Source data:
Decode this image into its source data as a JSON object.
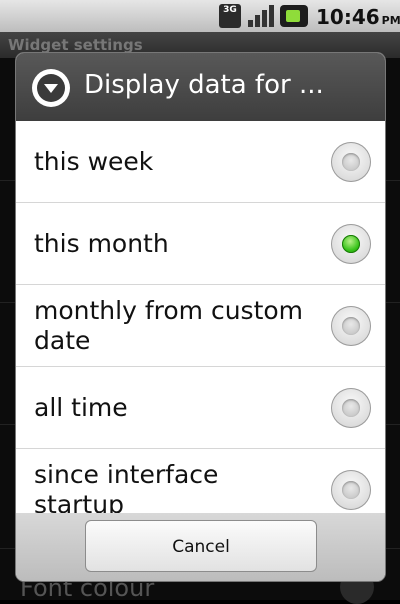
{
  "status_bar": {
    "network_label": "3G",
    "time": "10:46",
    "ampm": "PM"
  },
  "background": {
    "header_title": "Widget settings",
    "font_colour_label": "Font colour"
  },
  "dialog": {
    "title": "Display data for ...",
    "options": [
      {
        "label": "this week",
        "selected": false
      },
      {
        "label": "this month",
        "selected": true
      },
      {
        "label": "monthly from custom date",
        "selected": false
      },
      {
        "label": "all time",
        "selected": false
      },
      {
        "label": "since interface startup",
        "selected": false
      }
    ],
    "cancel_label": "Cancel"
  },
  "colors": {
    "selected_radio": "#34c217",
    "dialog_header": "#484848"
  }
}
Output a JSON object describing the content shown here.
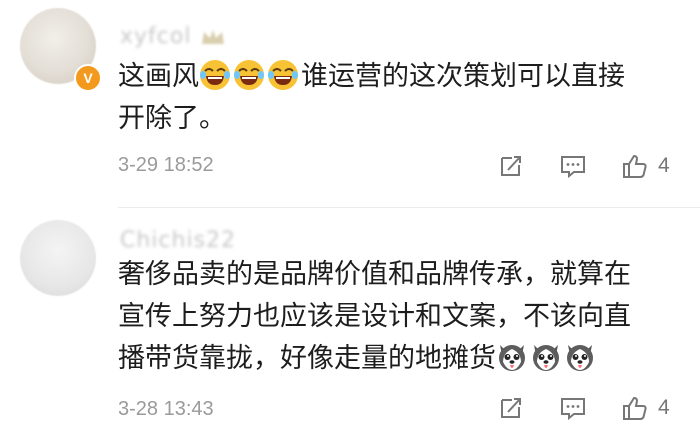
{
  "comments": [
    {
      "username": "xyfcol",
      "text_line1_a": "这画风",
      "text_line1_b": "谁运营的这次策划可以直接",
      "text_line2": "开除了。",
      "emoji_tail": "laughing-crying-emoji",
      "timestamp": "3-29 18:52",
      "likes": "4",
      "badge": "V"
    },
    {
      "username": "Chichis22",
      "text_line1": "奢侈品卖的是品牌价值和品牌传承，就算在",
      "text_line2": "宣传上努力也应该是设计和文案，不该向直",
      "text_line3": "播带货靠拢，好像走量的地摊货",
      "emoji_tail": "husky-dog-emoji",
      "timestamp": "3-28 13:43",
      "likes": "4"
    }
  ],
  "colors": {
    "badge": "#f39a1e",
    "emoji_face": "#f7c234",
    "meta_text": "#9a9a9a"
  }
}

= Problem statement =
Look for lines containing the string "timestamp" and copy them all.

= Task output =
      "timestamp": "3-29 18:52",
      "timestamp": "3-28 13:43",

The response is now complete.